EXERCISE MATERIAL »
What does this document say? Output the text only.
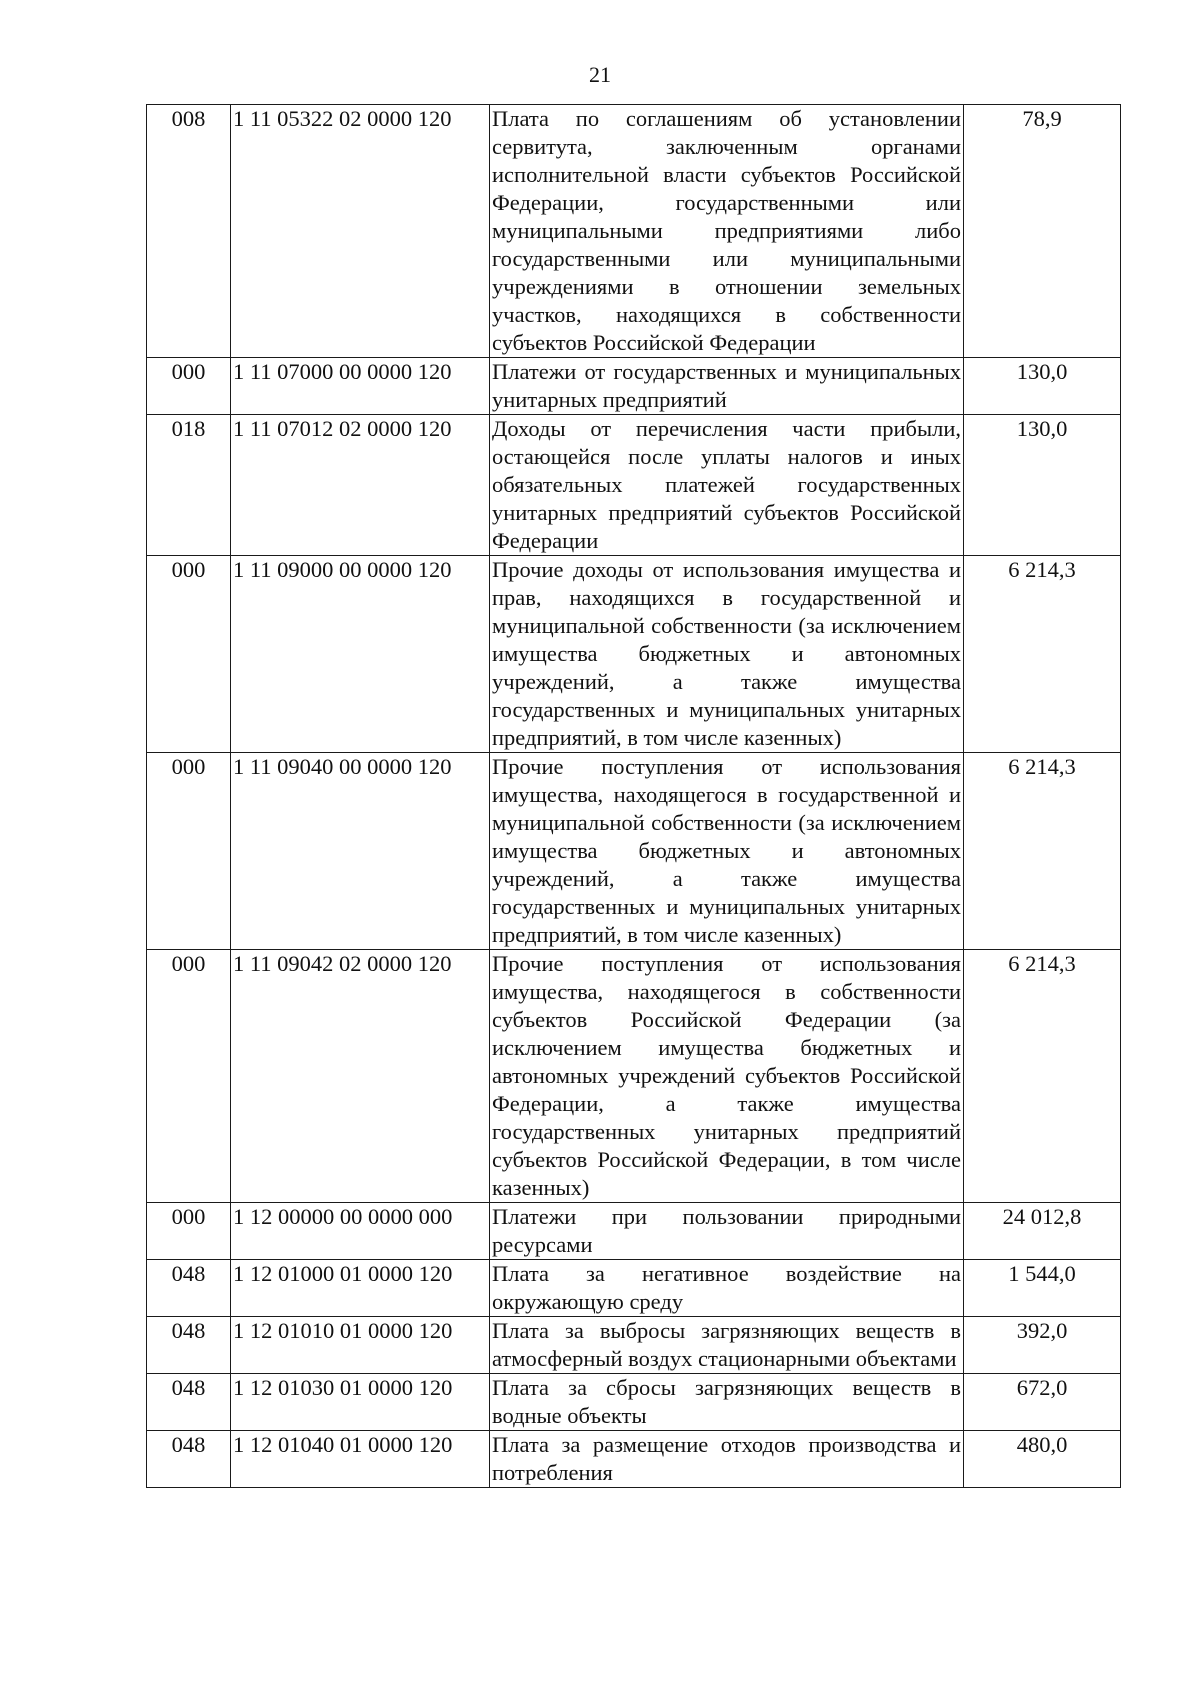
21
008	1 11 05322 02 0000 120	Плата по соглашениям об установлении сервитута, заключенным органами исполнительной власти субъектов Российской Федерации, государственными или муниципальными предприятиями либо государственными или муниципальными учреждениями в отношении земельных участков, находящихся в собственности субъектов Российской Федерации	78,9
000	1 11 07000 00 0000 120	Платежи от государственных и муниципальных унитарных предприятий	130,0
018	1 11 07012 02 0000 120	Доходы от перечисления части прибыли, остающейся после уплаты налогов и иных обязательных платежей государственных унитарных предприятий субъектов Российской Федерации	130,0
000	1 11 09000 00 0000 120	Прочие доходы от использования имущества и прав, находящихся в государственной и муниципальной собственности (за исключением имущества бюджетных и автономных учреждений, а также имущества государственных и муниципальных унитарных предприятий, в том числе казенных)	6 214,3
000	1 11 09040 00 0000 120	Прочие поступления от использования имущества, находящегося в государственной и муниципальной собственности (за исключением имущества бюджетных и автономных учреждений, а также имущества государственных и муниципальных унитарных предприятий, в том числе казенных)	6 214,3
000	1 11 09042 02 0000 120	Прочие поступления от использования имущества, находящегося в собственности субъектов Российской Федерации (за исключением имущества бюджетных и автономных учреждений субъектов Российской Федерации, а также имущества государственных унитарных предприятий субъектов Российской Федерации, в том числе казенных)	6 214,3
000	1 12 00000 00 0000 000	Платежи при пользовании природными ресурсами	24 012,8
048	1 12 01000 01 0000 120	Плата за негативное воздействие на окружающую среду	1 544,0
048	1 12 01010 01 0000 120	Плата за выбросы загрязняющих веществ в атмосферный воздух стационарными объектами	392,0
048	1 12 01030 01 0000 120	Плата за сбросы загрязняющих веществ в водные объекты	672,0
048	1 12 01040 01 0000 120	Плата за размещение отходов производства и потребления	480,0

WHAT YOU HAVE TO DO » Find how many lines in the records contain the string "Платежи", then give the number alone.

SOLUTION TO THIS PROBLEM » 2